▸ Problem statement:
Report the count of lines where the string "Алматы" appears, and nothing else.

··· Provided records ···

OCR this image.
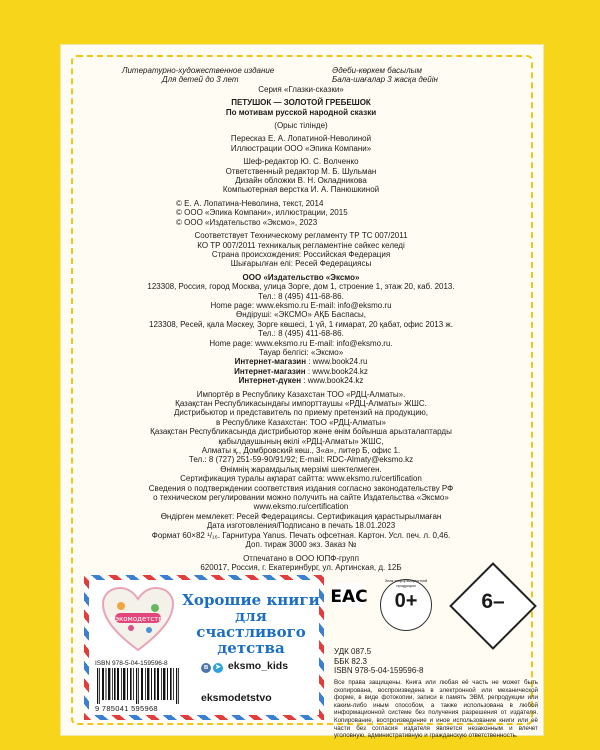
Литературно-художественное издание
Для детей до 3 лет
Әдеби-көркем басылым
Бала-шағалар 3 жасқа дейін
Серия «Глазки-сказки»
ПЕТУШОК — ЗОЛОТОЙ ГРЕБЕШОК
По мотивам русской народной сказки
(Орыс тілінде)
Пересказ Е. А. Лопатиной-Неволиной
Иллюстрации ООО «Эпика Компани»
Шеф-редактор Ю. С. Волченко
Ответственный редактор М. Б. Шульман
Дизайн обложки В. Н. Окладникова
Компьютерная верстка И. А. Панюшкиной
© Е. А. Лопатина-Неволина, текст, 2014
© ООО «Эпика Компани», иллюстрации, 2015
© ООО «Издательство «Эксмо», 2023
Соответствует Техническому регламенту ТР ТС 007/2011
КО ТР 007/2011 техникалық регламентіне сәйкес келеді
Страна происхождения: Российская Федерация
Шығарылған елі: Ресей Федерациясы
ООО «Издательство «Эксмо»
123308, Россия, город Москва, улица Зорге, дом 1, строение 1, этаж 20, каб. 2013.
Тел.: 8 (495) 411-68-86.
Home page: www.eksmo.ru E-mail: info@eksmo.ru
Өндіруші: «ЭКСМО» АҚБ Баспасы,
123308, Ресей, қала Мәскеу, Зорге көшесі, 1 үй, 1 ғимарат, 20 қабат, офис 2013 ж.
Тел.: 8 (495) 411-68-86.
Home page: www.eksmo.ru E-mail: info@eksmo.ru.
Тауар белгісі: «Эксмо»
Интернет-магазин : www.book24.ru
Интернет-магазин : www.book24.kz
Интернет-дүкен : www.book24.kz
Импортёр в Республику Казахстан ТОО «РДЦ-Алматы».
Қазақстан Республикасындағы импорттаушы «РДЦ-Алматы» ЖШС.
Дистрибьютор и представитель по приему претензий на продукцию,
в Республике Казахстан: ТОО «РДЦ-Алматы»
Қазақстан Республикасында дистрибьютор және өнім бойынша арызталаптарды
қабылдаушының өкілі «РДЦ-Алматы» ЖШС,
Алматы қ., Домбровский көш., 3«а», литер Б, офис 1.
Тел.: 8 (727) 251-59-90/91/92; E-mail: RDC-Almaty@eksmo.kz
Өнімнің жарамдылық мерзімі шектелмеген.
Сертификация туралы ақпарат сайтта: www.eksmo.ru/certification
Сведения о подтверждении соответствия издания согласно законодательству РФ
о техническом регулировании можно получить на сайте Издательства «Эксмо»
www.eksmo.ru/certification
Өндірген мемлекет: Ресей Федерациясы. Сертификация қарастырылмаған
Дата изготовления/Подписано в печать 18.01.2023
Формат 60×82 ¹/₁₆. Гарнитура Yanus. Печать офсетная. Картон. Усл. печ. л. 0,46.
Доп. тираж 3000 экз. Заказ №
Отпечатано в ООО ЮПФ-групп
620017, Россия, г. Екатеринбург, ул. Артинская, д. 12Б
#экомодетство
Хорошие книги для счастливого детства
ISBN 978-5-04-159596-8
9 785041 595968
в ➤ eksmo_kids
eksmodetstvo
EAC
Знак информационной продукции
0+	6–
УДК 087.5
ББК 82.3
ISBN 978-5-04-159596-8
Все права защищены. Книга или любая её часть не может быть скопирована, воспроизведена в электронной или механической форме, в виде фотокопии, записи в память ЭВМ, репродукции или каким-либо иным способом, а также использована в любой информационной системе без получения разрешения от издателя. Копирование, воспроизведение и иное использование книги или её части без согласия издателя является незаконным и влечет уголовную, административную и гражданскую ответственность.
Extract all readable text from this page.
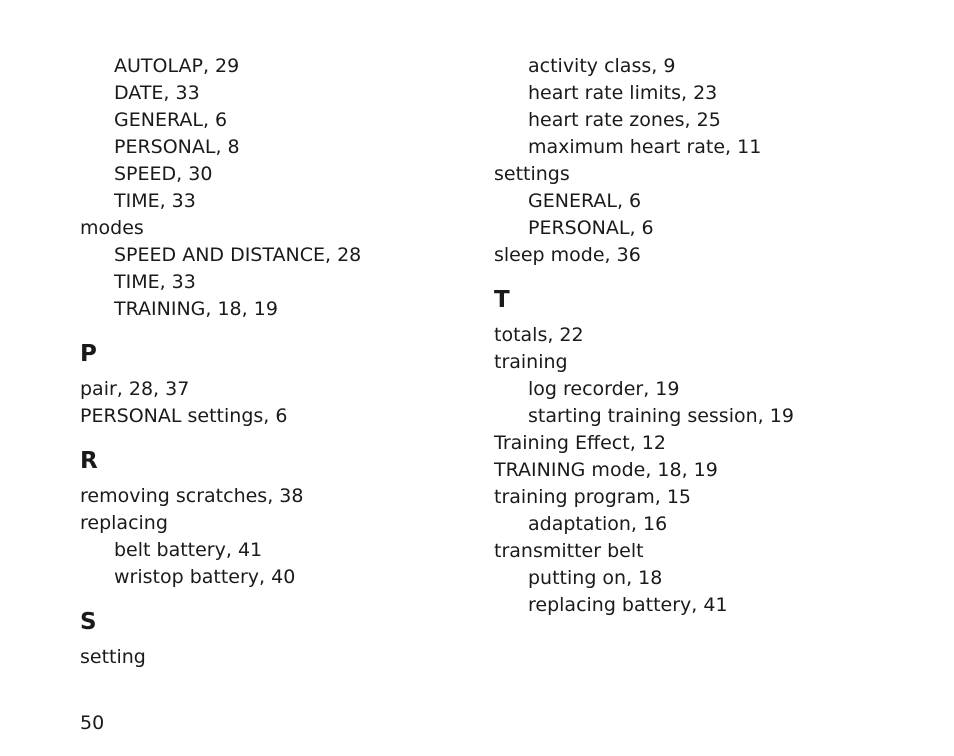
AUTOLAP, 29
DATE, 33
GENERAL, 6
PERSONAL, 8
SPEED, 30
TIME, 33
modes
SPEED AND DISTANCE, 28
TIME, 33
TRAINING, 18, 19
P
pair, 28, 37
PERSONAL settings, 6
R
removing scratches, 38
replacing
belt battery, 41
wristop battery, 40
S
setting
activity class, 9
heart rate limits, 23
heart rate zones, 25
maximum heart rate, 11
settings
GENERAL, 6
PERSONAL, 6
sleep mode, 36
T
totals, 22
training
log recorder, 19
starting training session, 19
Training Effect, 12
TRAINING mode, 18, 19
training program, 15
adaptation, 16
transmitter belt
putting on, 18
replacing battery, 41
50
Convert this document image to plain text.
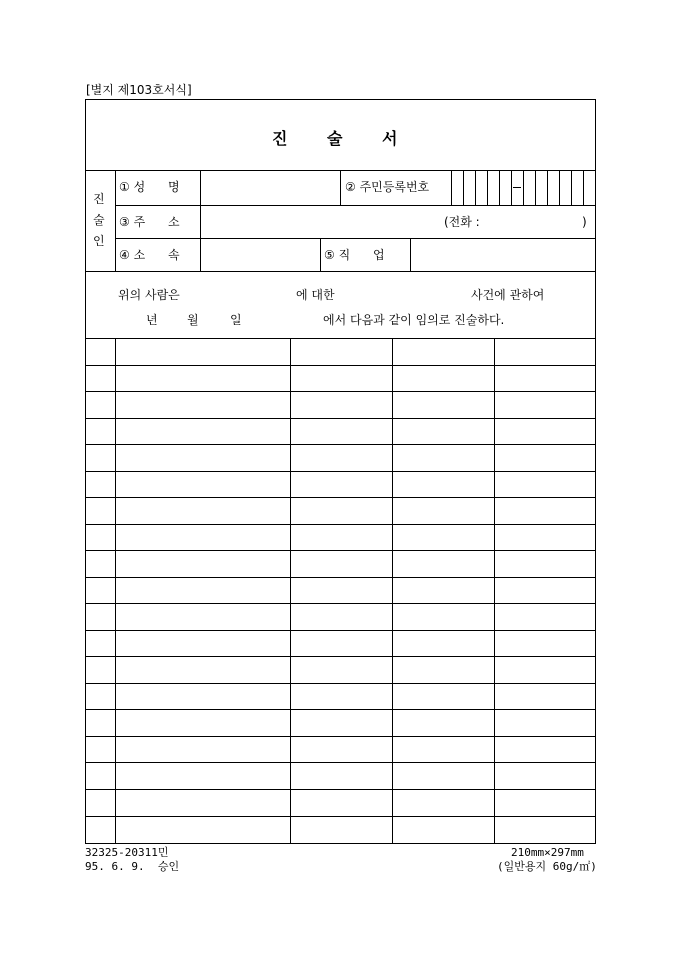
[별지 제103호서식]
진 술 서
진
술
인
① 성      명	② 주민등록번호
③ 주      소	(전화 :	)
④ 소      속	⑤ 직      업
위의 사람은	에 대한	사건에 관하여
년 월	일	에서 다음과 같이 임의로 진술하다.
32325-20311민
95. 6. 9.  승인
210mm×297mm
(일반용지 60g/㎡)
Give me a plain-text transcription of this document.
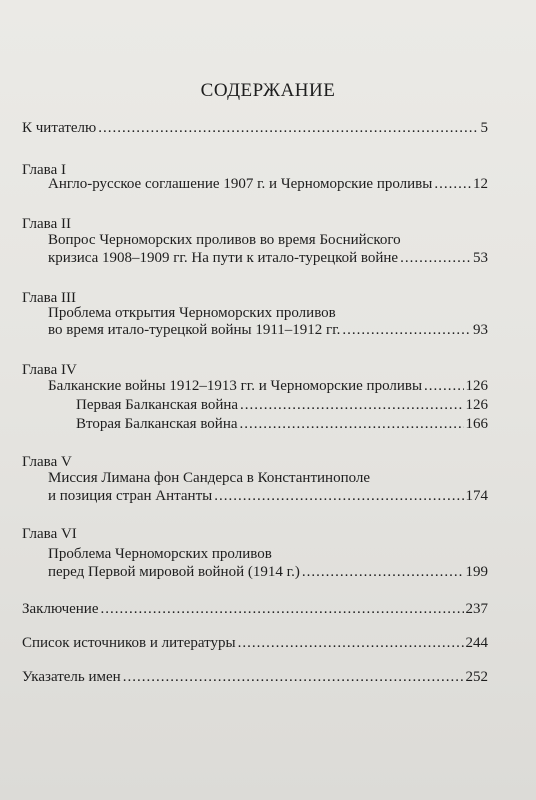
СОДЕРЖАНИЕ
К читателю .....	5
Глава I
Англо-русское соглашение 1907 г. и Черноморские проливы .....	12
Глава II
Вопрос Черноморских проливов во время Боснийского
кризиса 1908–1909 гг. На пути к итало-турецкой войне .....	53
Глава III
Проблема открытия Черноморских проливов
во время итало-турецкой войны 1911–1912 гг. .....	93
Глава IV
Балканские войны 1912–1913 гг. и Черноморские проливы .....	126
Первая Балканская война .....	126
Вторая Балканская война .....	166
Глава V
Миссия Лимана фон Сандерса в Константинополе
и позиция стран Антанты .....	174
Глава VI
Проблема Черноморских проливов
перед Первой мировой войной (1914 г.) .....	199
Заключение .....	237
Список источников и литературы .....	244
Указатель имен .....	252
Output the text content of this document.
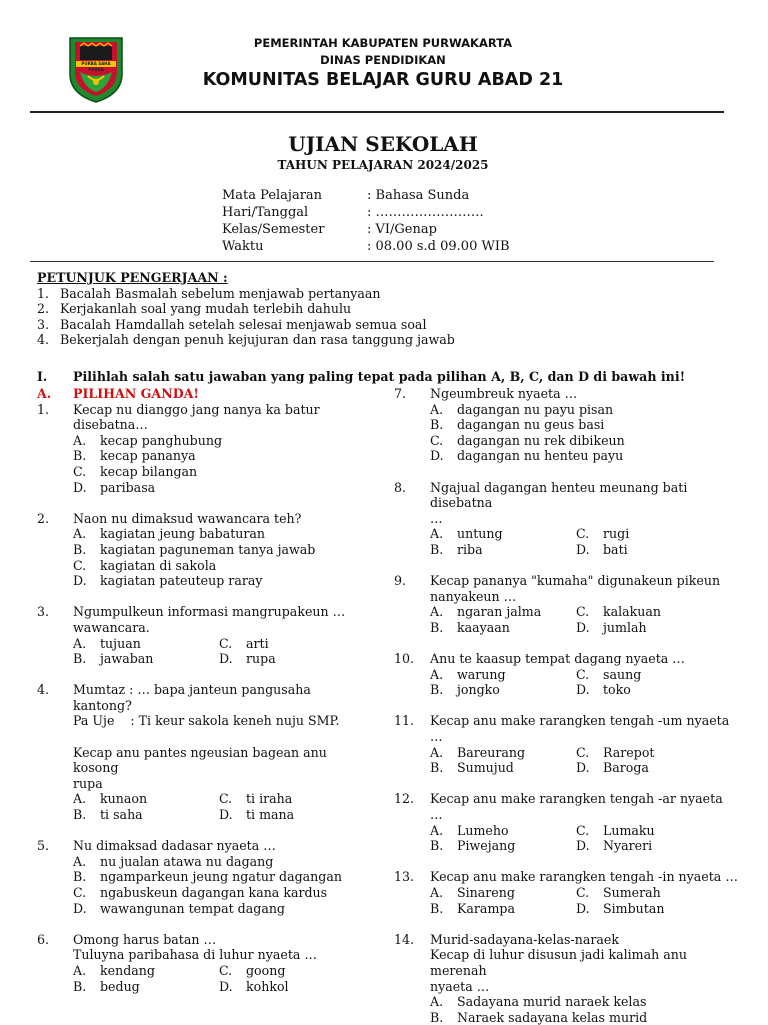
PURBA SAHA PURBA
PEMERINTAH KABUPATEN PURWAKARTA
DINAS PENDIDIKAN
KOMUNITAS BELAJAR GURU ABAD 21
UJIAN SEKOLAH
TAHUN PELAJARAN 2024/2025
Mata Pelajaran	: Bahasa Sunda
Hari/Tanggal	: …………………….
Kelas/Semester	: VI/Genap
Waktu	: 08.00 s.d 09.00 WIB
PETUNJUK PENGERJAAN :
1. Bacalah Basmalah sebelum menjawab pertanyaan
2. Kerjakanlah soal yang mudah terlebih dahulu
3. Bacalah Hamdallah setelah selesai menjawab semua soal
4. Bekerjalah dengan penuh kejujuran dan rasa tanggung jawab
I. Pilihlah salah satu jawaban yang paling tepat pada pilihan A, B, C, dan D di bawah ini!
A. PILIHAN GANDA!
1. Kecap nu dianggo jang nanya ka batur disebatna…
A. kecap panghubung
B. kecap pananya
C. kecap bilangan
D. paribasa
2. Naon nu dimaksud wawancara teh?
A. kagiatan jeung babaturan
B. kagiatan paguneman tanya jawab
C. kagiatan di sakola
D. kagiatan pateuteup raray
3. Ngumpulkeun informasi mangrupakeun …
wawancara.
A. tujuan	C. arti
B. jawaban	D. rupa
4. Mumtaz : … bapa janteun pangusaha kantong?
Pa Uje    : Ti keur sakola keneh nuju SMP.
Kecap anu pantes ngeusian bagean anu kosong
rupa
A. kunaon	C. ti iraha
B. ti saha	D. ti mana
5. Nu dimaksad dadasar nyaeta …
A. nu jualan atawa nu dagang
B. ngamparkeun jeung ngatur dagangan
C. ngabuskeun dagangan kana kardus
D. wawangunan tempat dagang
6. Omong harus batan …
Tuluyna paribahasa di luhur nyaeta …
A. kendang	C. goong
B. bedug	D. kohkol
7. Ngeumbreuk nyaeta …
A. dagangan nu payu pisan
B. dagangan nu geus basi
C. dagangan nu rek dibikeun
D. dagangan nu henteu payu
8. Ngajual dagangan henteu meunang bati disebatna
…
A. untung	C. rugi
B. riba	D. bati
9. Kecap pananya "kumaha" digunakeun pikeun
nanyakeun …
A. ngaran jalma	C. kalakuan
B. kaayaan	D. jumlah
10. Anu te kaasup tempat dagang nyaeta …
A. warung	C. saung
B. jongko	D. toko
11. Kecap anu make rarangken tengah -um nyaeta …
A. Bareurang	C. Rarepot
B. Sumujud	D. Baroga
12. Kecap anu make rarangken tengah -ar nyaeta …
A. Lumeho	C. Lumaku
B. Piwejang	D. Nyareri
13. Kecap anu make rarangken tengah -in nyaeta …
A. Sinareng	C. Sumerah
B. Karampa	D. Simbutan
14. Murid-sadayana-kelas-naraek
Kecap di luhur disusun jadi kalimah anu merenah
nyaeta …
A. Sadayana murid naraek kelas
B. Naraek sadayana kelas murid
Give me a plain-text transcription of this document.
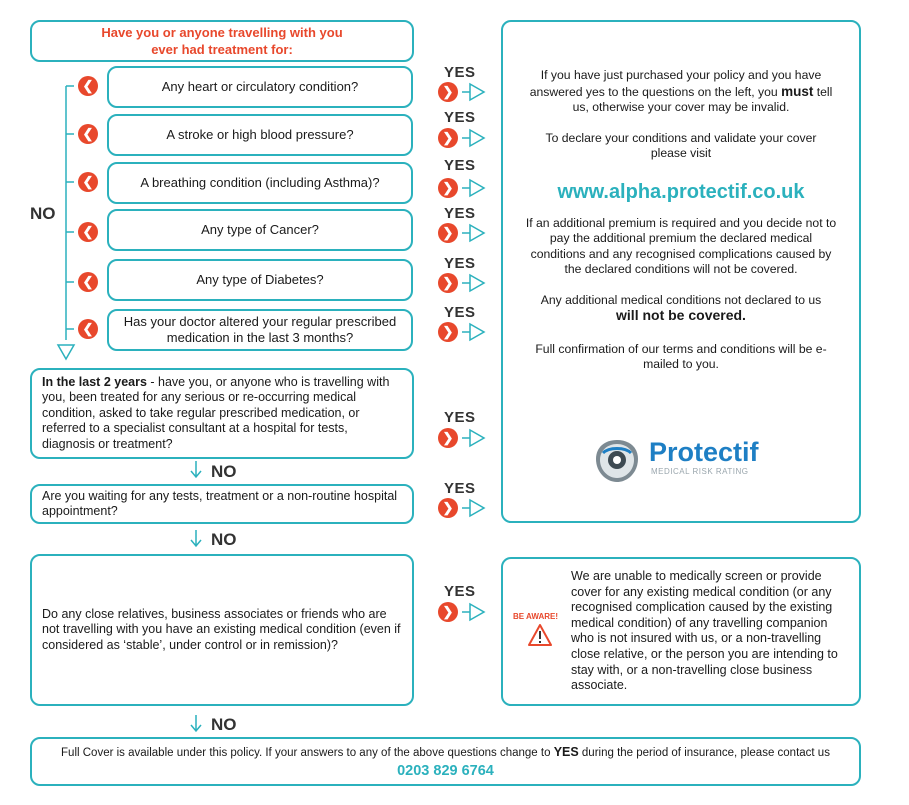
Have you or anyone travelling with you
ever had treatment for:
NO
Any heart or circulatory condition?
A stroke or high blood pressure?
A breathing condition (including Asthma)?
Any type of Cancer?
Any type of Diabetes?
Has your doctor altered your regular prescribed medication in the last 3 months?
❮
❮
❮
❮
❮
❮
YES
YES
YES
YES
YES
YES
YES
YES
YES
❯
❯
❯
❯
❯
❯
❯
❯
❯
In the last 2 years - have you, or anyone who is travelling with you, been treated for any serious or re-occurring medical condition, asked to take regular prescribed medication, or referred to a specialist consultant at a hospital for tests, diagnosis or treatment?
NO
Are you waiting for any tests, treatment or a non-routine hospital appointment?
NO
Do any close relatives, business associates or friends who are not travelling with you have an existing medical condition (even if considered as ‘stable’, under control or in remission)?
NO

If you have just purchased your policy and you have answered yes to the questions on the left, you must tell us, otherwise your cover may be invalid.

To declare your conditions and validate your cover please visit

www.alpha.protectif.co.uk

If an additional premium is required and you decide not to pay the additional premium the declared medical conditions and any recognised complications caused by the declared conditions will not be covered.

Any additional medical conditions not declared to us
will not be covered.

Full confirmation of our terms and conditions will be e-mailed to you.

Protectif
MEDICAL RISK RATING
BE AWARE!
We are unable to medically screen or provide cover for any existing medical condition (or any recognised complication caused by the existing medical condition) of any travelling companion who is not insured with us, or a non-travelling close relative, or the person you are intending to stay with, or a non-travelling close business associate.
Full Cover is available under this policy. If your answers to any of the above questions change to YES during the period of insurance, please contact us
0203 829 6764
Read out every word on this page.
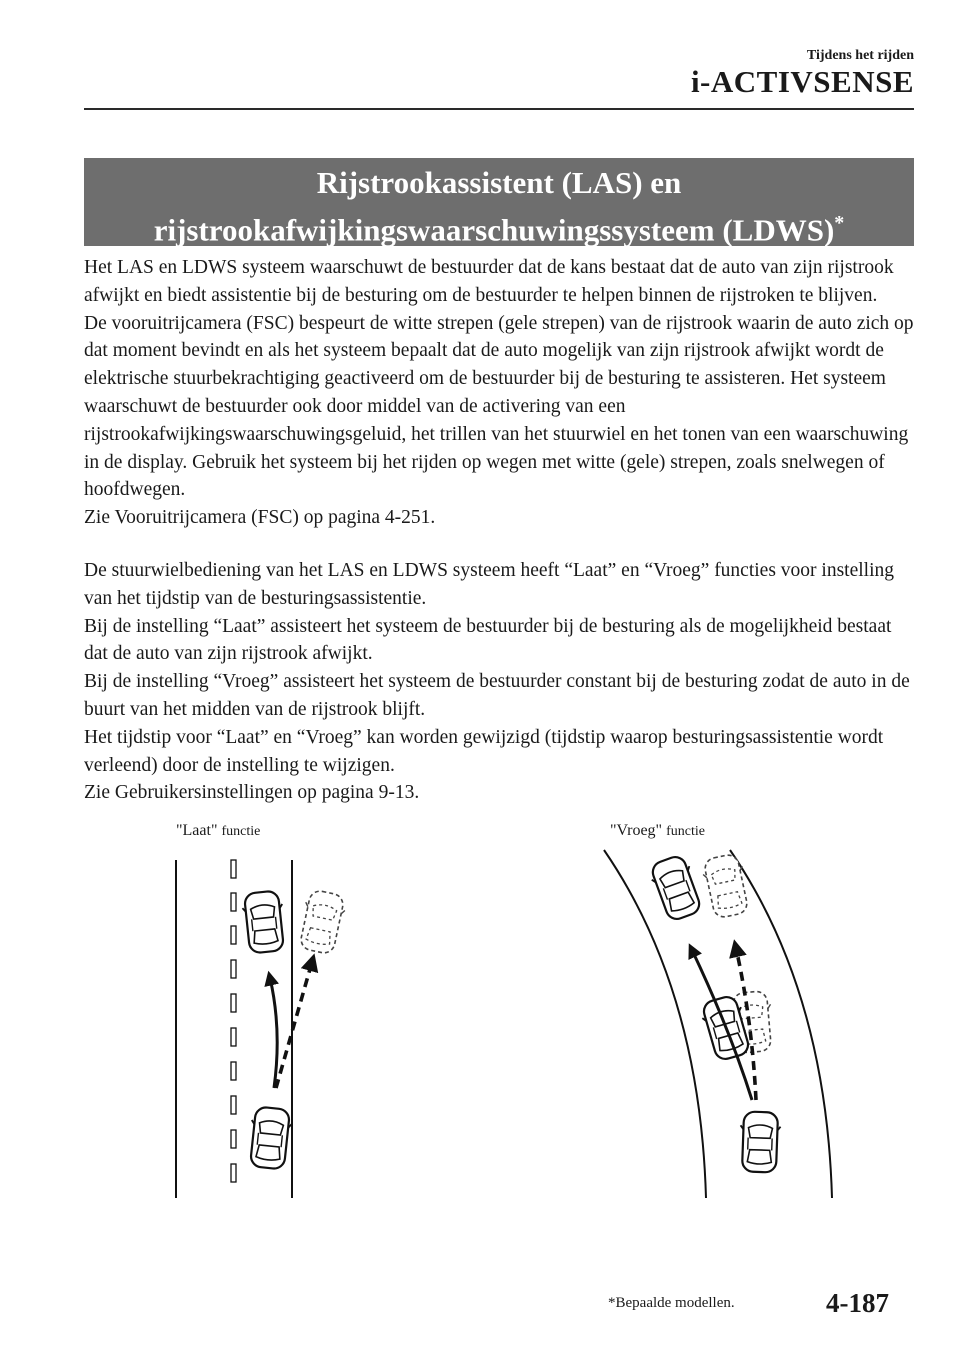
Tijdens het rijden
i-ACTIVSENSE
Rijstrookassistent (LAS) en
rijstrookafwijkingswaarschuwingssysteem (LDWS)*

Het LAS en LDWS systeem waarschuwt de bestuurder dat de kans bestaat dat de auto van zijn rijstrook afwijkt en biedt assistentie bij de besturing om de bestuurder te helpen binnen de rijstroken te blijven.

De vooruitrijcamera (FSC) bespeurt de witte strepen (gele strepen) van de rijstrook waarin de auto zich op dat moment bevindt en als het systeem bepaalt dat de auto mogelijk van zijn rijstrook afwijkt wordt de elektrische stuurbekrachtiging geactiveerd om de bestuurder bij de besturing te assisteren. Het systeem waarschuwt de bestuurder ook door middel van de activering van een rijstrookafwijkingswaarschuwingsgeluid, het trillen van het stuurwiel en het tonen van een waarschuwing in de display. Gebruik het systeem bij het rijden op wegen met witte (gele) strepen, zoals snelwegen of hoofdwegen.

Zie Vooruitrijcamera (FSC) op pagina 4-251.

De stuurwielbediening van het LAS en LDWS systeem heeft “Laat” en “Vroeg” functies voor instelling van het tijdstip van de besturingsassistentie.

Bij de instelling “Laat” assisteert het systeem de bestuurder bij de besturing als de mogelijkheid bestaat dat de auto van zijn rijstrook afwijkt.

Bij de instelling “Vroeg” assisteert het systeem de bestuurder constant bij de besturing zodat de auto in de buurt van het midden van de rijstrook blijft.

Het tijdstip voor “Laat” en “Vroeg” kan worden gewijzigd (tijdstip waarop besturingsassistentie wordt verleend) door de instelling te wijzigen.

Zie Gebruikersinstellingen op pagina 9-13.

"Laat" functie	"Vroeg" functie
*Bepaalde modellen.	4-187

···

▸ Answer to this exercise:
5